Data listing >>

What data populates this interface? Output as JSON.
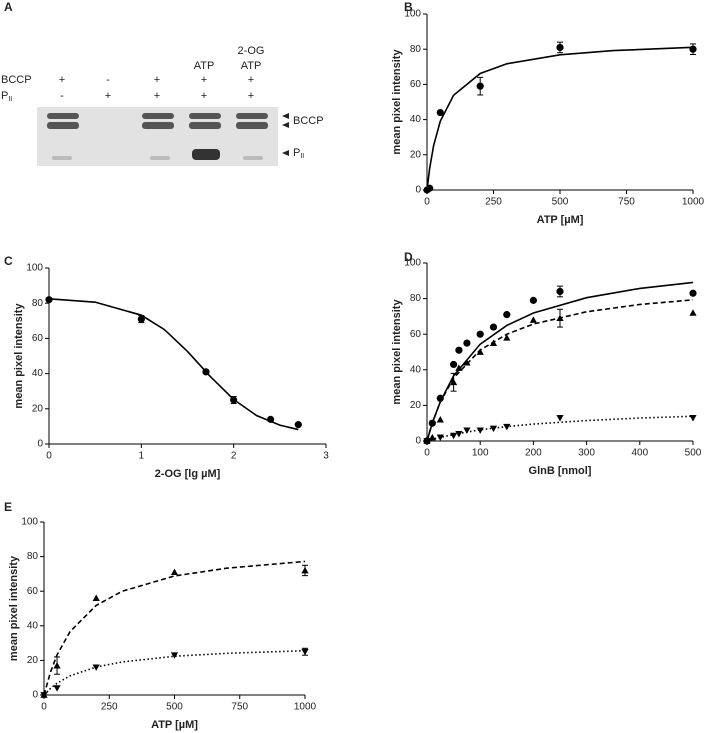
{
  "gel": {
    "label": "A",
    "header_lines": [
      [
        "ATP"
      ],
      [
        "2-OG",
        "ATP"
      ]
    ],
    "rows": [
      {
        "name": "BCCP",
        "signs": [
          "+",
          "-",
          "+",
          "+",
          "+"
        ]
      },
      {
        "name": "P",
        "sub": "II",
        "signs": [
          "-",
          "+",
          "+",
          "+",
          "+"
        ]
      }
    ],
    "band_labels": [
      {
        "name": "BCCP"
      },
      {
        "name": "P",
        "sub": "II"
      }
    ]
  },
  "chart_data": [
    {
      "type": "scatter",
      "label": "B",
      "x_label": "ATP [µM]",
      "y_label": "mean pixel intensity",
      "xlim": [
        0,
        1000
      ],
      "xticks": [
        0,
        250,
        500,
        750,
        1000
      ],
      "ylim": [
        0,
        100
      ],
      "yticks": [
        0,
        20,
        40,
        60,
        80,
        100
      ],
      "series": [
        {
          "marker": "circle",
          "x": [
            0,
            10,
            50,
            200,
            500,
            1000
          ],
          "values": [
            0,
            1,
            44,
            59,
            81,
            80
          ],
          "errors": [
            null,
            null,
            null,
            5,
            3,
            3
          ]
        },
        {
          "line": "solid",
          "x": [
            0,
            10,
            25,
            50,
            100,
            200,
            300,
            500,
            700,
            1000
          ],
          "values": [
            0,
            12.3,
            25.3,
            39.1,
            53.8,
            66.2,
            71.7,
            76.8,
            79.2,
            81.1
          ]
        }
      ]
    },
    {
      "type": "scatter",
      "label": "C",
      "x_label": "2-OG [lg µM]",
      "y_label": "mean pixel intensity",
      "xlim": [
        0,
        3
      ],
      "xticks": [
        0,
        1,
        2,
        3
      ],
      "ylim": [
        0,
        100
      ],
      "yticks": [
        0,
        20,
        40,
        60,
        80,
        100
      ],
      "series": [
        {
          "marker": "circle",
          "x": [
            0,
            1,
            1.7,
            2,
            2.4,
            2.7
          ],
          "values": [
            82,
            71,
            41,
            25,
            14,
            11
          ],
          "errors": [
            null,
            2,
            null,
            2,
            null,
            null
          ]
        },
        {
          "line": "solid",
          "x": [
            0,
            0.5,
            1,
            1.25,
            1.5,
            1.75,
            2,
            2.25,
            2.5,
            2.7
          ],
          "values": [
            82.5,
            80.6,
            73.2,
            65,
            52.6,
            38.2,
            25.3,
            16.1,
            10.7,
            8.2
          ]
        }
      ]
    },
    {
      "type": "scatter",
      "label": "D",
      "x_label": "GlnB [nmol]",
      "y_label": "mean pixel intensity",
      "xlim": [
        0,
        500
      ],
      "xticks": [
        0,
        100,
        200,
        300,
        400,
        500
      ],
      "ylim": [
        0,
        100
      ],
      "yticks": [
        0,
        20,
        40,
        60,
        80,
        100
      ],
      "series": [
        {
          "marker": "circle",
          "x": [
            0,
            10,
            25,
            50,
            60,
            75,
            100,
            125,
            150,
            200,
            250,
            500
          ],
          "values": [
            0,
            10,
            24,
            43,
            51,
            55,
            60,
            64,
            71,
            79,
            84,
            83
          ],
          "errors": [
            null,
            null,
            null,
            null,
            null,
            null,
            null,
            null,
            null,
            null,
            3,
            null
          ]
        },
        {
          "marker": "triangle-up",
          "x": [
            0,
            10,
            25,
            50,
            60,
            75,
            100,
            125,
            150,
            200,
            250,
            500
          ],
          "values": [
            0,
            2,
            12,
            33,
            41,
            44,
            50,
            55,
            58,
            68,
            69,
            72
          ],
          "errors": [
            null,
            null,
            null,
            5,
            null,
            null,
            null,
            null,
            null,
            null,
            5,
            null
          ]
        },
        {
          "marker": "triangle-down",
          "x": [
            0,
            25,
            50,
            60,
            75,
            100,
            125,
            150,
            250,
            500
          ],
          "values": [
            0,
            2,
            3,
            4,
            6,
            6,
            7,
            8,
            13,
            13
          ],
          "errors": [
            null,
            null,
            null,
            null,
            null,
            null,
            null,
            null,
            null,
            null
          ]
        },
        {
          "line": "solid",
          "x": [
            0,
            10,
            25,
            50,
            100,
            150,
            200,
            300,
            400,
            500
          ],
          "values": [
            0,
            10.1,
            22.1,
            36.6,
            54.4,
            64.9,
            71.9,
            80.5,
            85.7,
            89.1
          ]
        },
        {
          "line": "dashed",
          "x": [
            0,
            10,
            25,
            50,
            100,
            150,
            200,
            300,
            400,
            500
          ],
          "values": [
            0,
            10.2,
            21.9,
            35.4,
            51.1,
            60,
            65.7,
            72.6,
            76.7,
            79.3
          ]
        },
        {
          "line": "dotted",
          "x": [
            0,
            10,
            25,
            50,
            100,
            150,
            200,
            300,
            400,
            500
          ],
          "values": [
            0,
            0.9,
            2,
            3.7,
            6.3,
            8.1,
            9.5,
            11.5,
            12.9,
            13.9
          ]
        }
      ]
    },
    {
      "type": "scatter",
      "label": "E",
      "x_label": "ATP [µM]",
      "y_label": "mean pixel intensity",
      "xlim": [
        0,
        1000
      ],
      "xticks": [
        0,
        250,
        500,
        750,
        1000
      ],
      "ylim": [
        0,
        100
      ],
      "yticks": [
        0,
        20,
        40,
        60,
        80,
        100
      ],
      "series": [
        {
          "marker": "triangle-up",
          "x": [
            0,
            50,
            200,
            500,
            1000
          ],
          "values": [
            0,
            17,
            56,
            71,
            72
          ],
          "errors": [
            null,
            5,
            null,
            null,
            3
          ]
        },
        {
          "marker": "triangle-down",
          "x": [
            0,
            50,
            200,
            500,
            1000
          ],
          "values": [
            0,
            4,
            16,
            23,
            25
          ],
          "errors": [
            null,
            null,
            null,
            null,
            2
          ]
        },
        {
          "line": "dashed",
          "x": [
            0,
            25,
            50,
            100,
            200,
            300,
            500,
            700,
            1000
          ],
          "values": [
            0,
            13.3,
            23.2,
            36.7,
            51.8,
            60,
            68.8,
            73.3,
            77.2
          ]
        },
        {
          "line": "dotted",
          "x": [
            0,
            25,
            50,
            100,
            200,
            300,
            500,
            700,
            1000
          ],
          "values": [
            0,
            3.8,
            6.8,
            11.1,
            16.2,
            19.1,
            22.4,
            24.1,
            25.6
          ]
        }
      ]
    }
  ]
}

Task to carry out >>
Copy the material shown above in full and exactly. Skip the pictures.

Reply to the task >>
What data populates this interface? Output as JSON.
{
  "gel": {
    "label": "A",
    "header_lines": [
      [
        "ATP"
      ],
      [
        "2-OG",
        "ATP"
      ]
    ],
    "rows": [
      {
        "name": "BCCP",
        "signs": [
          "+",
          "-",
          "+",
          "+",
          "+"
        ]
      },
      {
        "name": "P",
        "sub": "II",
        "signs": [
          "-",
          "+",
          "+",
          "+",
          "+"
        ]
      }
    ],
    "band_labels": [
      {
        "name": "BCCP"
      },
      {
        "name": "P",
        "sub": "II"
      }
    ]
  },
  "chart_data": [
    {
      "type": "scatter",
      "label": "B",
      "x_label": "ATP [µM]",
      "y_label": "mean pixel intensity",
      "xlim": [
        0,
        1000
      ],
      "xticks": [
        0,
        250,
        500,
        750,
        1000
      ],
      "ylim": [
        0,
        100
      ],
      "yticks": [
        0,
        20,
        40,
        60,
        80,
        100
      ],
      "series": [
        {
          "marker": "circle",
          "x": [
            0,
            10,
            50,
            200,
            500,
            1000
          ],
          "values": [
            0,
            1,
            44,
            59,
            81,
            80
          ],
          "errors": [
            null,
            null,
            null,
            5,
            3,
            3
          ]
        },
        {
          "line": "solid",
          "x": [
            0,
            10,
            25,
            50,
            100,
            200,
            300,
            500,
            700,
            1000
          ],
          "values": [
            0,
            12.3,
            25.3,
            39.1,
            53.8,
            66.2,
            71.7,
            76.8,
            79.2,
            81.1
          ]
        }
      ]
    },
    {
      "type": "scatter",
      "label": "C",
      "x_label": "2-OG [lg µM]",
      "y_label": "mean pixel intensity",
      "xlim": [
        0,
        3
      ],
      "xticks": [
        0,
        1,
        2,
        3
      ],
      "ylim": [
        0,
        100
      ],
      "yticks": [
        0,
        20,
        40,
        60,
        80,
        100
      ],
      "series": [
        {
          "marker": "circle",
          "x": [
            0,
            1,
            1.7,
            2,
            2.4,
            2.7
          ],
          "values": [
            82,
            71,
            41,
            25,
            14,
            11
          ],
          "errors": [
            null,
            2,
            null,
            2,
            null,
            null
          ]
        },
        {
          "line": "solid",
          "x": [
            0,
            0.5,
            1,
            1.25,
            1.5,
            1.75,
            2,
            2.25,
            2.5,
            2.7
          ],
          "values": [
            82.5,
            80.6,
            73.2,
            65,
            52.6,
            38.2,
            25.3,
            16.1,
            10.7,
            8.2
          ]
        }
      ]
    },
    {
      "type": "scatter",
      "label": "D",
      "x_label": "GlnB [nmol]",
      "y_label": "mean pixel intensity",
      "xlim": [
        0,
        500
      ],
      "xticks": [
        0,
        100,
        200,
        300,
        400,
        500
      ],
      "ylim": [
        0,
        100
      ],
      "yticks": [
        0,
        20,
        40,
        60,
        80,
        100
      ],
      "series": [
        {
          "marker": "circle",
          "x": [
            0,
            10,
            25,
            50,
            60,
            75,
            100,
            125,
            150,
            200,
            250,
            500
          ],
          "values": [
            0,
            10,
            24,
            43,
            51,
            55,
            60,
            64,
            71,
            79,
            84,
            83
          ],
          "errors": [
            null,
            null,
            null,
            null,
            null,
            null,
            null,
            null,
            null,
            null,
            3,
            null
          ]
        },
        {
          "marker": "triangle-up",
          "x": [
            0,
            10,
            25,
            50,
            60,
            75,
            100,
            125,
            150,
            200,
            250,
            500
          ],
          "values": [
            0,
            2,
            12,
            33,
            41,
            44,
            50,
            55,
            58,
            68,
            69,
            72
          ],
          "errors": [
            null,
            null,
            null,
            5,
            null,
            null,
            null,
            null,
            null,
            null,
            5,
            null
          ]
        },
        {
          "marker": "triangle-down",
          "x": [
            0,
            25,
            50,
            60,
            75,
            100,
            125,
            150,
            250,
            500
          ],
          "values": [
            0,
            2,
            3,
            4,
            6,
            6,
            7,
            8,
            13,
            13
          ],
          "errors": [
            null,
            null,
            null,
            null,
            null,
            null,
            null,
            null,
            null,
            null
          ]
        },
        {
          "line": "solid",
          "x": [
            0,
            10,
            25,
            50,
            100,
            150,
            200,
            300,
            400,
            500
          ],
          "values": [
            0,
            10.1,
            22.1,
            36.6,
            54.4,
            64.9,
            71.9,
            80.5,
            85.7,
            89.1
          ]
        },
        {
          "line": "dashed",
          "x": [
            0,
            10,
            25,
            50,
            100,
            150,
            200,
            300,
            400,
            500
          ],
          "values": [
            0,
            10.2,
            21.9,
            35.4,
            51.1,
            60,
            65.7,
            72.6,
            76.7,
            79.3
          ]
        },
        {
          "line": "dotted",
          "x": [
            0,
            10,
            25,
            50,
            100,
            150,
            200,
            300,
            400,
            500
          ],
          "values": [
            0,
            0.9,
            2,
            3.7,
            6.3,
            8.1,
            9.5,
            11.5,
            12.9,
            13.9
          ]
        }
      ]
    },
    {
      "type": "scatter",
      "label": "E",
      "x_label": "ATP [µM]",
      "y_label": "mean pixel intensity",
      "xlim": [
        0,
        1000
      ],
      "xticks": [
        0,
        250,
        500,
        750,
        1000
      ],
      "ylim": [
        0,
        100
      ],
      "yticks": [
        0,
        20,
        40,
        60,
        80,
        100
      ],
      "series": [
        {
          "marker": "triangle-up",
          "x": [
            0,
            50,
            200,
            500,
            1000
          ],
          "values": [
            0,
            17,
            56,
            71,
            72
          ],
          "errors": [
            null,
            5,
            null,
            null,
            3
          ]
        },
        {
          "marker": "triangle-down",
          "x": [
            0,
            50,
            200,
            500,
            1000
          ],
          "values": [
            0,
            4,
            16,
            23,
            25
          ],
          "errors": [
            null,
            null,
            null,
            null,
            2
          ]
        },
        {
          "line": "dashed",
          "x": [
            0,
            25,
            50,
            100,
            200,
            300,
            500,
            700,
            1000
          ],
          "values": [
            0,
            13.3,
            23.2,
            36.7,
            51.8,
            60,
            68.8,
            73.3,
            77.2
          ]
        },
        {
          "line": "dotted",
          "x": [
            0,
            25,
            50,
            100,
            200,
            300,
            500,
            700,
            1000
          ],
          "values": [
            0,
            3.8,
            6.8,
            11.1,
            16.2,
            19.1,
            22.4,
            24.1,
            25.6
          ]
        }
      ]
    }
  ]
}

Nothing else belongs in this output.